• EXTRACTED ENTRIES
______
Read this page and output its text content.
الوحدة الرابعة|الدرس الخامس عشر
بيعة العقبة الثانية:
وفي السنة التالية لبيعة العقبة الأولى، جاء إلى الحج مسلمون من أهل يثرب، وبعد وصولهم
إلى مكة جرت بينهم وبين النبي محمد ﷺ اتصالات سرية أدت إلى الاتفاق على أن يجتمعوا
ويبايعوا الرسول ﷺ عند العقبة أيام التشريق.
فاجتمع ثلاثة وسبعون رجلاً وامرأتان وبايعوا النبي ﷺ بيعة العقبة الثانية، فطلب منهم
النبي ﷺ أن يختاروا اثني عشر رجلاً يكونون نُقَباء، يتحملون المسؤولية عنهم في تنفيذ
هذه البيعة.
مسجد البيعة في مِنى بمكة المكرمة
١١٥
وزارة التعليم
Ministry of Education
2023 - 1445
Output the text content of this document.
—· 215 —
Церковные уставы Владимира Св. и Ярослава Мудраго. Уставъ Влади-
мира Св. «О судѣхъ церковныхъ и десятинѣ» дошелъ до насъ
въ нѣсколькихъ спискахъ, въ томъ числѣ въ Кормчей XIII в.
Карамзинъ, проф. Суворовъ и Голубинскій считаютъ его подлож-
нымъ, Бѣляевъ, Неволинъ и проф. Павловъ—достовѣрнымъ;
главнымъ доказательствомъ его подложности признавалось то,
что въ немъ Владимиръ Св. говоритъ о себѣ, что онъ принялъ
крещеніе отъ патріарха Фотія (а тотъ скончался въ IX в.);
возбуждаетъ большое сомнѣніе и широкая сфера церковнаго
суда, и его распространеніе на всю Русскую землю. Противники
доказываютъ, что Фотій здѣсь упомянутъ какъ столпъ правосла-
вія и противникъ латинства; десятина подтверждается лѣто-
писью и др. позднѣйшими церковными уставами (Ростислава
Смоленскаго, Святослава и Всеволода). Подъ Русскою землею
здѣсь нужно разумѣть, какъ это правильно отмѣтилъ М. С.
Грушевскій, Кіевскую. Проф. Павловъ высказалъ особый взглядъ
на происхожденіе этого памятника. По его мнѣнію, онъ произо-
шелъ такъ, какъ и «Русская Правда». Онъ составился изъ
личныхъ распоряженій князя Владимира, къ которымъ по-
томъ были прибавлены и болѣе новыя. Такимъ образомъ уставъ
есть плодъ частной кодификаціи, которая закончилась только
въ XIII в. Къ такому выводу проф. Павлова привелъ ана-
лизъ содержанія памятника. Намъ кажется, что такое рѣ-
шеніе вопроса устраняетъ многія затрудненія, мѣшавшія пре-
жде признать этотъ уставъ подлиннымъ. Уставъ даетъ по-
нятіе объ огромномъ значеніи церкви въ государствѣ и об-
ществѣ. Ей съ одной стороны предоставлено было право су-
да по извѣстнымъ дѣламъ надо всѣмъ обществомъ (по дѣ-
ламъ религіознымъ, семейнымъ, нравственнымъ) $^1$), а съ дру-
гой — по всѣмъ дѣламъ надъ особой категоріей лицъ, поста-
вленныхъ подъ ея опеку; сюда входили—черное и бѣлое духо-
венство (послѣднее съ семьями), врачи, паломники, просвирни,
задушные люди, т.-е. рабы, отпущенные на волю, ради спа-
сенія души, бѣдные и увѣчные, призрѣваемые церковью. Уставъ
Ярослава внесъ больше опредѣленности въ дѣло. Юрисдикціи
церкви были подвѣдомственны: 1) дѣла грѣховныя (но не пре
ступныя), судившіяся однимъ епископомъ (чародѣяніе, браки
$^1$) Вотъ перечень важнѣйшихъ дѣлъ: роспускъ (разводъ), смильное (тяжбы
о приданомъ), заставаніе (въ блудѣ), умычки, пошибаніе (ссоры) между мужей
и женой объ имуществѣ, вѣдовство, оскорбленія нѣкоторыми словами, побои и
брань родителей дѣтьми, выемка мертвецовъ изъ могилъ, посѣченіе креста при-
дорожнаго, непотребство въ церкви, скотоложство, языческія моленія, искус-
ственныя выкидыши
______
• EXERCISE DETAILS
Exactly reproduce every record.

• ANSWER TO THE PROBLEM
Read this page and output its text content.
الوحدة الرابعة|الدرس الخامس عشر
بيعة العقبة الثانية:
وفي السنة التالية لبيعة العقبة الأولى، جاء إلى الحج مسلمون من أهل يثرب، وبعد وصولهم
إلى مكة جرت بينهم وبين النبي محمد ﷺ اتصالات سرية أدت إلى الاتفاق على أن يجتمعوا
ويبايعوا الرسول ﷺ عند العقبة أيام التشريق.
فاجتمع ثلاثة وسبعون رجلاً وامرأتان وبايعوا النبي ﷺ بيعة العقبة الثانية، فطلب منهم
النبي ﷺ أن يختاروا اثني عشر رجلاً يكونون نُقَباء، يتحملون المسؤولية عنهم في تنفيذ
هذه البيعة.
مسجد البيعة في مِنى بمكة المكرمة
١١٥
وزارة التعليم
Ministry of Education
2023 - 1445
Output the text content of this document.
—· 215 —
Церковные уставы Владимира Св. и Ярослава Мудраго. Уставъ Влади-
мира Св. «О судѣхъ церковныхъ и десятинѣ» дошелъ до насъ
въ нѣсколькихъ спискахъ, въ томъ числѣ въ Кормчей XIII в.
Карамзинъ, проф. Суворовъ и Голубинскій считаютъ его подлож-
нымъ, Бѣляевъ, Неволинъ и проф. Павловъ—достовѣрнымъ;
главнымъ доказательствомъ его подложности признавалось то,
что въ немъ Владимиръ Св. говоритъ о себѣ, что онъ принялъ
крещеніе отъ патріарха Фотія (а тотъ скончался въ IX в.);
возбуждаетъ большое сомнѣніе и широкая сфера церковнаго
суда, и его распространеніе на всю Русскую землю. Противники
доказываютъ, что Фотій здѣсь упомянутъ какъ столпъ правосла-
вія и противникъ латинства; десятина подтверждается лѣто-
писью и др. позднѣйшими церковными уставами (Ростислава
Смоленскаго, Святослава и Всеволода). Подъ Русскою землею
здѣсь нужно разумѣть, какъ это правильно отмѣтилъ М. С.
Грушевскій, Кіевскую. Проф. Павловъ высказалъ особый взглядъ
на происхожденіе этого памятника. По его мнѣнію, онъ произо-
шелъ такъ, какъ и «Русская Правда». Онъ составился изъ
личныхъ распоряженій князя Владимира, къ которымъ по-
томъ были прибавлены и болѣе новыя. Такимъ образомъ уставъ
есть плодъ частной кодификаціи, которая закончилась только
въ XIII в. Къ такому выводу проф. Павлова привелъ ана-
лизъ содержанія памятника. Намъ кажется, что такое рѣ-
шеніе вопроса устраняетъ многія затрудненія, мѣшавшія пре-
жде признать этотъ уставъ подлиннымъ. Уставъ даетъ по-
нятіе объ огромномъ значеніи церкви въ государствѣ и об-
ществѣ. Ей съ одной стороны предоставлено было право су-
да по извѣстнымъ дѣламъ надо всѣмъ обществомъ (по дѣ-
ламъ религіознымъ, семейнымъ, нравственнымъ) $^1$), а съ дру-
гой — по всѣмъ дѣламъ надъ особой категоріей лицъ, поста-
вленныхъ подъ ея опеку; сюда входили—черное и бѣлое духо-
венство (послѣднее съ семьями), врачи, паломники, просвирни,
задушные люди, т.-е. рабы, отпущенные на волю, ради спа-
сенія души, бѣдные и увѣчные, призрѣваемые церковью. Уставъ
Ярослава внесъ больше опредѣленности въ дѣло. Юрисдикціи
церкви были подвѣдомственны: 1) дѣла грѣховныя (но не пре
ступныя), судившіяся однимъ епископомъ (чародѣяніе, браки
$^1$) Вотъ перечень важнѣйшихъ дѣлъ: роспускъ (разводъ), смильное (тяжбы
о приданомъ), заставаніе (въ блудѣ), умычки, пошибаніе (ссоры) между мужей
и женой объ имуществѣ, вѣдовство, оскорбленія нѣкоторыми словами, побои и
брань родителей дѣтьми, выемка мертвецовъ изъ могилъ, посѣченіе креста при-
дорожнаго, непотребство въ церкви, скотоложство, языческія моленія, искус-
ственныя выкидыши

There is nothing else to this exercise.